● Text block:
******
1\. You should choose a long PIN. In the DoD there is a feature on the
smartcard that locks the card after three consecutive incorrect PIN entries
(no time limit). Obviously this is a good security measure. When DoD personnel
have locked out their smartcard they go to the computer help desk where there
is a trusted agent like a (properly trained) young enlisted troop who has a
high privilege key that can unlock your smartcard. You do not have a worldwide
network of locations where you can get your card unlocked, so you cannot
implement the "three tries and you're dead" feature. Therefore, make your PIN
as long as practically possible to prevent someone who stole your card from
being able to brute-force the PIN and get your keys.

2\. You might want to make a duplicate card and store it in a safe location.
You WILL eventually lose the card you are carrying around with you, and when
you do, it essentially means the loss of all your encrypted data. While the
second set of keys lying around is a vulnerability, it might be an acceptable
one to hedge against the loss of your data. Having a duplicate card might also
allow you to implement the feature where the smartcard locks after a number of
unsuccessful PIN entries.

3\. Do NOT use USB drives as an alternative token because you don't want to
shell out for a smartcard. USB drives introduce known vulnerabilities and they
are prohibited DoD-wide on ALL of their networks (including all our classified
nets). If the lowly USB drive has the power to make the DoD shake in its
boots, you shouldn't be using one when you need security.
******
● Required task 1: Decide whether each statement agrees with the smartcard advice, answering yes or no and quoting the words of the advice that settle it: (a) The DoD smartcard locks after three wrong PIN entries in a row. (b) USB drives are suggested as a cheaper stand-in for a smartcard. (c) Keeping a duplicate card carries no security risk.
● Required task 2: Write the next part of the smartcard advice, picking up after its final sentence.
The listing after this is not used.

● Provided material:
******
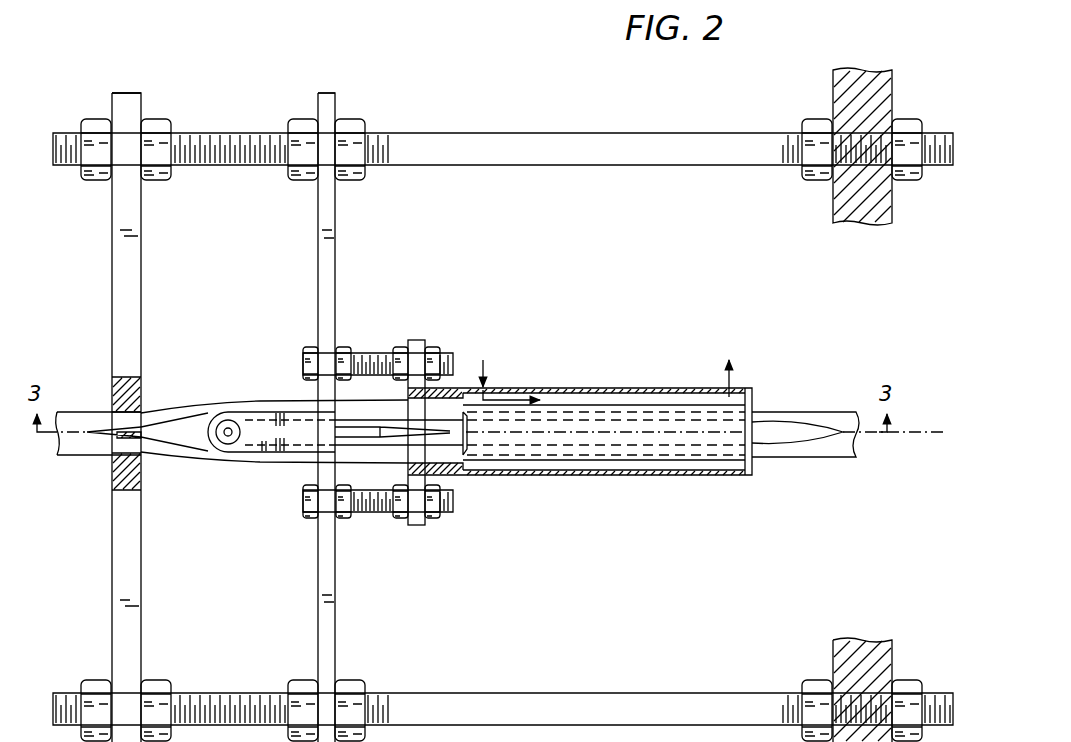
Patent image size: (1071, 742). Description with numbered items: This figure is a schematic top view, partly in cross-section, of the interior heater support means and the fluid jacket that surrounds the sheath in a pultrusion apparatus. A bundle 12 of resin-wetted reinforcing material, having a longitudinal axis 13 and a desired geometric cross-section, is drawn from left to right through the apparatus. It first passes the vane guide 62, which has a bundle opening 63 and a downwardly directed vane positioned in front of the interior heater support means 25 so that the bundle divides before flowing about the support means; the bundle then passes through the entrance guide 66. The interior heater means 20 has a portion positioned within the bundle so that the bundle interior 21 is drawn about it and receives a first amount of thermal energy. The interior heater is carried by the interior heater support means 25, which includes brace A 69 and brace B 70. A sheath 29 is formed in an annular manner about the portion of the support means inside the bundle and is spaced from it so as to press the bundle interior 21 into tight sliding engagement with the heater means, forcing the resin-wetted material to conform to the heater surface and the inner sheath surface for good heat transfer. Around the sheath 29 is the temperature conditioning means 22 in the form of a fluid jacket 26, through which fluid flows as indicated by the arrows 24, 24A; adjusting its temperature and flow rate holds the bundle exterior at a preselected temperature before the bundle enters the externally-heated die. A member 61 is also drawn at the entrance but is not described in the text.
******
● Written answer 1:
(a) Yes: "locks the card after three consecutive incorrect PIN entries"
(b) No: "Do NOT use USB drives as an alternative token because you don't want to shell out for a smartcard"
(c) No: "the second set of keys lying around is a vulnerability"

● Written answer 2:
4\. Smartcards are cool in an enterprise setup for signing documents and
stuff, but make sure you aren't triple locking your door and then leaving your
window open. If you decrypt an email and view the cleartext with a text
editor, make sure you are not beaming that back to your attacker because they
compromised your machine in another way.

5\. Related to #4 above, the most secure systems are standalone systems that
NEVER connect to a network. Instead of shelling out for some smartcards and
readers, buy a Raspberry Pi, and generate your keys on it- and your private
key will never leave this machine. Use write-once media to get your public key
on a networked computer (this should be the ONLY time you transfer data off of
your standalone system). Whenever you need to decrypt something, use more
write-once media to get the encrypted data onto your standalone RasPi, and
decrypt it and view it. If you want to be super paranoid, maintain an 18" air
gap between your standalone RasPi and any networked computer. This is the
proper way to wear your tinfoil hat. Plus, the RasPi is cheaper than a
smartcard setup, and invulnerable to keyloggers and pretty much any other
attack because data exfiltration is impossible when you never connect it to
the network and you never send data off of it.

------
enupten
I guess this is why RMS dislikes binary blobs. Something like the Lisp
machine, where you can access/modify OS source while it's running, would be
dream come true in today's world.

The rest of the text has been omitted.